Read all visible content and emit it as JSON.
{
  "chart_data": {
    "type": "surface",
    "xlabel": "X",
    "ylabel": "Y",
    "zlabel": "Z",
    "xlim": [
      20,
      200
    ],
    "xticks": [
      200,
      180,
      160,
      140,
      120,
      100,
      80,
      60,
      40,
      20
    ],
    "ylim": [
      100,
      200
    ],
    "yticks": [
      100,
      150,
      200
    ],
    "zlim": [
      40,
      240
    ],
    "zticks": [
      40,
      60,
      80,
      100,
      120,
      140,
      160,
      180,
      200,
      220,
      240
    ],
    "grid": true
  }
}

════════════════════

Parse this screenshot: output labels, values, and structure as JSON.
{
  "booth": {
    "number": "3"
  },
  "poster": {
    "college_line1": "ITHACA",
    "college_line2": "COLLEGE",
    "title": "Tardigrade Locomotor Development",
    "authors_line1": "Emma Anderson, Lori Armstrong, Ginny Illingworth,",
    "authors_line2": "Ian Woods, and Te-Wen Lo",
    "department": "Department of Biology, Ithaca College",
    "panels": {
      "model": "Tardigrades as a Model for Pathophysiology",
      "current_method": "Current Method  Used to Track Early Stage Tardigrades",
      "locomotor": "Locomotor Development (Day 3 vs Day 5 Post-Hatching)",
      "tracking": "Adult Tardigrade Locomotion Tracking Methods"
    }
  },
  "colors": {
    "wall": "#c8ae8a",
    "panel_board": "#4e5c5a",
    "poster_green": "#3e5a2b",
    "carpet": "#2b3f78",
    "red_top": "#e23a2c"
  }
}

════════════════════

▶ [Exercise task]: Where a line in the entries holds the word "Tardigrades", copy that line.

▶ [Solution to this problem]:
      "model": "Tardigrades as a Model for Pathophysiology",
      "current_method": "Current Method  Used to Track Early Stage Tardigrades",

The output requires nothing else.